Required work:
Please write out the lines of the listing below verbatim, from its first line up to and including the line that contains "settings-item-label: معلومات عنا".

Data for this task:
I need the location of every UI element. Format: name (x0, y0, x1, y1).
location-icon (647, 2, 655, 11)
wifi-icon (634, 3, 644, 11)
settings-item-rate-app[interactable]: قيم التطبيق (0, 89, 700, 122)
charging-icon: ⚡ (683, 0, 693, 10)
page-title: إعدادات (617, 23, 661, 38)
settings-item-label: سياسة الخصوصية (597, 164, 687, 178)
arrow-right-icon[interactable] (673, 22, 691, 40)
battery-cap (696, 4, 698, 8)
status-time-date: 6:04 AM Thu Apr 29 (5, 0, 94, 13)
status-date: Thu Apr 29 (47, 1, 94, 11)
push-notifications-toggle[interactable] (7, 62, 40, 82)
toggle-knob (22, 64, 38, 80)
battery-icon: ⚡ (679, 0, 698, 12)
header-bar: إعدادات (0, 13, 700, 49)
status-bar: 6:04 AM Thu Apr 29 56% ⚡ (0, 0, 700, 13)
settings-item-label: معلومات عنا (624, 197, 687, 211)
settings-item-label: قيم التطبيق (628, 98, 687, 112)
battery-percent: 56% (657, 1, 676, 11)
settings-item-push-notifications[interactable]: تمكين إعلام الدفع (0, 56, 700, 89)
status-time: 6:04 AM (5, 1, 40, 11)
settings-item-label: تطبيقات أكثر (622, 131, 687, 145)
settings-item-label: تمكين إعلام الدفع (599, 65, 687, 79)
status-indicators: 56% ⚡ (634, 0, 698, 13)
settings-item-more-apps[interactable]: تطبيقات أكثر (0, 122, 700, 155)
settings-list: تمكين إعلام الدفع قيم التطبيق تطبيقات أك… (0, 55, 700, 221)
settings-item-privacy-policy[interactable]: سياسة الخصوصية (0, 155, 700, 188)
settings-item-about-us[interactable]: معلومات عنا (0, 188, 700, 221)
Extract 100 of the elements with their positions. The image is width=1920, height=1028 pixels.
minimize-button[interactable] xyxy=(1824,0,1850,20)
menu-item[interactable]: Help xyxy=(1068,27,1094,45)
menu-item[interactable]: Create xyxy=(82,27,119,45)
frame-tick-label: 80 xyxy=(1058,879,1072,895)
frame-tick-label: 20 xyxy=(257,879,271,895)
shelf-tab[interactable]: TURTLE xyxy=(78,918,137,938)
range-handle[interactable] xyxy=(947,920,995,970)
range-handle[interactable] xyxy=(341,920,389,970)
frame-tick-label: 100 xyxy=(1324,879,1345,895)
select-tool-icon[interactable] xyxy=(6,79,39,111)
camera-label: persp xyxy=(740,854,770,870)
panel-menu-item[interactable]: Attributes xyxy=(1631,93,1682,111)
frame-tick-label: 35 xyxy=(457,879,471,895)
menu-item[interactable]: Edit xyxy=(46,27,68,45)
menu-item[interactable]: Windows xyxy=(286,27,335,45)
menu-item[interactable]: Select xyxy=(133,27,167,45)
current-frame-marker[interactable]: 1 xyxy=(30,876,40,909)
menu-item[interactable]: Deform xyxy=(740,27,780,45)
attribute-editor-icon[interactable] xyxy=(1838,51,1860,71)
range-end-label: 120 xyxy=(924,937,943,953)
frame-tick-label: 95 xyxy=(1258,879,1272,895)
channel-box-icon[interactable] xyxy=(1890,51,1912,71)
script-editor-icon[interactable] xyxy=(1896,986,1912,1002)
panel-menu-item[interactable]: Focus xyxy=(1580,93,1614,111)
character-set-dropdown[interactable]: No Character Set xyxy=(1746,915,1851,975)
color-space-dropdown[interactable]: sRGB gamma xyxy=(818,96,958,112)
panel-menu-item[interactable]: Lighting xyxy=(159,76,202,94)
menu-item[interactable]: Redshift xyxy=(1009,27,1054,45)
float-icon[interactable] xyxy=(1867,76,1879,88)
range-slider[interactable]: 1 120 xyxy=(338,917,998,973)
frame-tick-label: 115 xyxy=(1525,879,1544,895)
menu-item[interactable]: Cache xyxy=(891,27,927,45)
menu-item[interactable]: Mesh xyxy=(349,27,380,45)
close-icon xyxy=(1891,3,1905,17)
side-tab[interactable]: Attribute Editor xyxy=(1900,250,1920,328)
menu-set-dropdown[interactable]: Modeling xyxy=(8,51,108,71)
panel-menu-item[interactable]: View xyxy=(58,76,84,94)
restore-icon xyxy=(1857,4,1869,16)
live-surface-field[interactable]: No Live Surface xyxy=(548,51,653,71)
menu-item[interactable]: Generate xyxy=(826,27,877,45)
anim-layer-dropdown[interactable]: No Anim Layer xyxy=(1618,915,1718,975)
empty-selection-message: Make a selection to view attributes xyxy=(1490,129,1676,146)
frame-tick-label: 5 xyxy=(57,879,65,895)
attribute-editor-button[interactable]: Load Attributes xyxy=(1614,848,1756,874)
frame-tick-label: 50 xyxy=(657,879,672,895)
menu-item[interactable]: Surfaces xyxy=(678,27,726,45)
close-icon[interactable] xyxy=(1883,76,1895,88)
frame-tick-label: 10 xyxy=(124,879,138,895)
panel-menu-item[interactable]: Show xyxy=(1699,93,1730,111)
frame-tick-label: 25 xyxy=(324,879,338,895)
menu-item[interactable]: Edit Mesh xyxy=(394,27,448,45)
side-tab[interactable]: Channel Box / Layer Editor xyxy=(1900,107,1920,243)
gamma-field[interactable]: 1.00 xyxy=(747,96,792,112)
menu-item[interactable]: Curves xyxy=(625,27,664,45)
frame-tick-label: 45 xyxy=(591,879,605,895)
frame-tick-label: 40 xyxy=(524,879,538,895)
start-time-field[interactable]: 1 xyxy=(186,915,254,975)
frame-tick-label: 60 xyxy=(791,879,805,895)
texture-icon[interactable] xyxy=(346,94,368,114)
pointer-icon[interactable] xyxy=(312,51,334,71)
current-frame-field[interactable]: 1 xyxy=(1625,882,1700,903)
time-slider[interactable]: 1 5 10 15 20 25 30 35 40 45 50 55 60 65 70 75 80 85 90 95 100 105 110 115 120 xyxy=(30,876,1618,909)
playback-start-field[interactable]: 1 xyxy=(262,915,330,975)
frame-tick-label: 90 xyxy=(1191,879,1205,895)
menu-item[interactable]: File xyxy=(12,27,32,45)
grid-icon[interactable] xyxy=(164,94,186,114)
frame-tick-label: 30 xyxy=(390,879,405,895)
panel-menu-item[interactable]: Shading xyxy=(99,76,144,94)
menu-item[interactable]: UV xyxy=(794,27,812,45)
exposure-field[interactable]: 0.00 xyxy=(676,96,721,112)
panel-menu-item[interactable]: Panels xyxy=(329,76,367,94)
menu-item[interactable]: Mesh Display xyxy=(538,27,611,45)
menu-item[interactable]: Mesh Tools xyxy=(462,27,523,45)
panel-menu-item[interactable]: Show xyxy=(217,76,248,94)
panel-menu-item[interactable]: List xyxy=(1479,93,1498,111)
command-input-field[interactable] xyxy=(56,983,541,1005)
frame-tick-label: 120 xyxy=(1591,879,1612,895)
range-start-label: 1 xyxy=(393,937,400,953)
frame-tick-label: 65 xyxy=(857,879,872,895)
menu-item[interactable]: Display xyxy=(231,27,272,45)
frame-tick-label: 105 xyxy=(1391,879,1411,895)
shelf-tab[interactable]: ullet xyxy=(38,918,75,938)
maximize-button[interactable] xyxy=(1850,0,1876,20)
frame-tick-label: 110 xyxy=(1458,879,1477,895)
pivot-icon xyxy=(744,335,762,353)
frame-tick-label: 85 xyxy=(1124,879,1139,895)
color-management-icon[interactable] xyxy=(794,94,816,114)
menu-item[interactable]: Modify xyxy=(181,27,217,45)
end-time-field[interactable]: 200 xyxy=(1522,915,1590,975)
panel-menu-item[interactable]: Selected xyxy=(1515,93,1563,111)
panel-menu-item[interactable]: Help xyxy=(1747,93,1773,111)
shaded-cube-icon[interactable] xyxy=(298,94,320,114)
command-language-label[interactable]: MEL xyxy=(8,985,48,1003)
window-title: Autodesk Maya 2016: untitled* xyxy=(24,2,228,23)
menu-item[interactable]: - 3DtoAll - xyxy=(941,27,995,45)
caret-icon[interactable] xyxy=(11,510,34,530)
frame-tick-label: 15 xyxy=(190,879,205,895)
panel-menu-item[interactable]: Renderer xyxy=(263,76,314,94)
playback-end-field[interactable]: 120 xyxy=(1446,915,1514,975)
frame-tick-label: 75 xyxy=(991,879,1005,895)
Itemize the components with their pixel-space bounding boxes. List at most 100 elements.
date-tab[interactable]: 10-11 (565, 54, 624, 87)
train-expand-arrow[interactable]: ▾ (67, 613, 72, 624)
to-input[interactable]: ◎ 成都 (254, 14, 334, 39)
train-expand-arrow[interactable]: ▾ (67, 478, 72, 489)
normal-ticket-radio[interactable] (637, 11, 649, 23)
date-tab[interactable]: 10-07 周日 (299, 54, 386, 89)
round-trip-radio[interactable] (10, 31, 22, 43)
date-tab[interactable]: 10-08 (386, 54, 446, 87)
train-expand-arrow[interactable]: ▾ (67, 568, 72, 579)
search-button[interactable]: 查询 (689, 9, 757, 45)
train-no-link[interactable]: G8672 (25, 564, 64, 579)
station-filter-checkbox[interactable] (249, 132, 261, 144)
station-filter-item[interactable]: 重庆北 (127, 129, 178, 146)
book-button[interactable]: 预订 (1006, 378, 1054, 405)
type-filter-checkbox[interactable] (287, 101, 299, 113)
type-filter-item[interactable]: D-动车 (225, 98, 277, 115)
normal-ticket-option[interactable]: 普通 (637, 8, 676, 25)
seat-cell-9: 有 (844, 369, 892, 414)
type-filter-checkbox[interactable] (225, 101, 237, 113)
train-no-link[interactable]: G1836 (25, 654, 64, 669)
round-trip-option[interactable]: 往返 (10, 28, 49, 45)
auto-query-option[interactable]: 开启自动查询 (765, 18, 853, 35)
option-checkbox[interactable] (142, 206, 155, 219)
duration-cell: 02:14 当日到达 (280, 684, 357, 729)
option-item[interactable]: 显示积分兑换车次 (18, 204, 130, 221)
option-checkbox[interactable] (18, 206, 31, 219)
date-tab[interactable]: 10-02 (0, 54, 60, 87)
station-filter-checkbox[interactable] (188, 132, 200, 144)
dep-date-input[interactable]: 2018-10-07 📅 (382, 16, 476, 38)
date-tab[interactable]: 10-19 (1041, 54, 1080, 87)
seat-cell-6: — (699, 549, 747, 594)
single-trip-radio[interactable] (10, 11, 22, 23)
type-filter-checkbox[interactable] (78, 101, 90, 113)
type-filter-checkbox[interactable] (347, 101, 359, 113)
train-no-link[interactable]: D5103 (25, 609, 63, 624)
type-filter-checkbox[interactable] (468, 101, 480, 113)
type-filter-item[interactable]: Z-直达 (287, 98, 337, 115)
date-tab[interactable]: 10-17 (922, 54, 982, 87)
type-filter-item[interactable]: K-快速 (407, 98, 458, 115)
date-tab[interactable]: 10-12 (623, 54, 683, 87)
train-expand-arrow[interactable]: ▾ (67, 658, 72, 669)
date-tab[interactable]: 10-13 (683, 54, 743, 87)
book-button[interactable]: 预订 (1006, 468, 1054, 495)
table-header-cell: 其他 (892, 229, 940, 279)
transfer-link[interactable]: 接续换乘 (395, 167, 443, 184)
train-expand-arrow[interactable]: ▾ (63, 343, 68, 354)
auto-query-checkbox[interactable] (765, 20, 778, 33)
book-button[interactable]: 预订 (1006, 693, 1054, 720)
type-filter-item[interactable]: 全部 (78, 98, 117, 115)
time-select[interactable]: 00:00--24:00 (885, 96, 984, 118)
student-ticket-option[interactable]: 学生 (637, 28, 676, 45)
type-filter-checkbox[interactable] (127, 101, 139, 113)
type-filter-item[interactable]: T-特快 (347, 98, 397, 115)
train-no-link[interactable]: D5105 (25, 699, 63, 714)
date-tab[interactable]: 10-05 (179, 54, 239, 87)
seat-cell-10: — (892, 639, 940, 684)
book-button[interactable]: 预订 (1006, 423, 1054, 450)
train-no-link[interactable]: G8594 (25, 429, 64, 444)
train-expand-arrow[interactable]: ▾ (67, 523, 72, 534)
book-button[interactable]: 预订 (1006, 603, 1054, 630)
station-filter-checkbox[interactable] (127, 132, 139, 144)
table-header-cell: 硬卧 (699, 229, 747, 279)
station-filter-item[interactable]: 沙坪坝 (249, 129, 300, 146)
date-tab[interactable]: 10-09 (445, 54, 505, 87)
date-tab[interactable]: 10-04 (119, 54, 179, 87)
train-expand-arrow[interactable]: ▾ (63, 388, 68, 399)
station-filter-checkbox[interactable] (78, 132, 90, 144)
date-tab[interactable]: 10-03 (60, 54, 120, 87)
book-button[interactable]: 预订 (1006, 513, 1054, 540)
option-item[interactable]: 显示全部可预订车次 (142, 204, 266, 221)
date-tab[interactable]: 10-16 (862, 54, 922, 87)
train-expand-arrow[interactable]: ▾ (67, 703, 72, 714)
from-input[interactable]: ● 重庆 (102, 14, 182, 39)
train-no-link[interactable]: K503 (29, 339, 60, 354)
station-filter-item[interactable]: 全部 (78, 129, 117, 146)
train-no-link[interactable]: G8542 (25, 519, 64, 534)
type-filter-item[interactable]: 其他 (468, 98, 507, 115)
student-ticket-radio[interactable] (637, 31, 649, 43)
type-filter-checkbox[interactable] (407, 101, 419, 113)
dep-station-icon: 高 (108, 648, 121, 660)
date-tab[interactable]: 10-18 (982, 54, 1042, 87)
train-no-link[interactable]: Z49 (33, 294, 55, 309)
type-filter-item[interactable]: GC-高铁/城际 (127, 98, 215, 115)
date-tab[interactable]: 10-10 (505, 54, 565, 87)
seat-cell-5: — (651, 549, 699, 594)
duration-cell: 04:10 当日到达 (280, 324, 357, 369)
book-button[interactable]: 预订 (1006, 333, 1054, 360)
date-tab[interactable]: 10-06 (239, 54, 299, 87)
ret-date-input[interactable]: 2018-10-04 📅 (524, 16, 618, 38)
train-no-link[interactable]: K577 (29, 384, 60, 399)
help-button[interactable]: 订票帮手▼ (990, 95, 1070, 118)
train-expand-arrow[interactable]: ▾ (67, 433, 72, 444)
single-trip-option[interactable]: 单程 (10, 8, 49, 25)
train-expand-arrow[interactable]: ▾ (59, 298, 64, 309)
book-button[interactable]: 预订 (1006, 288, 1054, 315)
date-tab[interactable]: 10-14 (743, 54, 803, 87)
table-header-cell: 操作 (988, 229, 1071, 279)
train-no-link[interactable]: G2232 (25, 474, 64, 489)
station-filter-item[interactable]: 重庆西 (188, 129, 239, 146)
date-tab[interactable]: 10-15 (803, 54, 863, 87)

Task result:
I need the location of every UI element. Format: name (x0, y0, x1, y1).
location-icon (647, 2, 655, 11)
wifi-icon (634, 3, 644, 11)
settings-item-rate-app[interactable]: قيم التطبيق (0, 89, 700, 122)
charging-icon: ⚡ (683, 0, 693, 10)
page-title: إعدادات (617, 23, 661, 38)
settings-item-label: سياسة الخصوصية (597, 164, 687, 178)
arrow-right-icon[interactable] (673, 22, 691, 40)
battery-cap (696, 4, 698, 8)
status-time-date: 6:04 AM Thu Apr 29 (5, 0, 94, 13)
status-date: Thu Apr 29 (47, 1, 94, 11)
push-notifications-toggle[interactable] (7, 62, 40, 82)
toggle-knob (22, 64, 38, 80)
battery-icon: ⚡ (679, 0, 698, 12)
header-bar: إعدادات (0, 13, 700, 49)
status-bar: 6:04 AM Thu Apr 29 56% ⚡ (0, 0, 700, 13)
settings-item-label: معلومات عنا (624, 197, 687, 211)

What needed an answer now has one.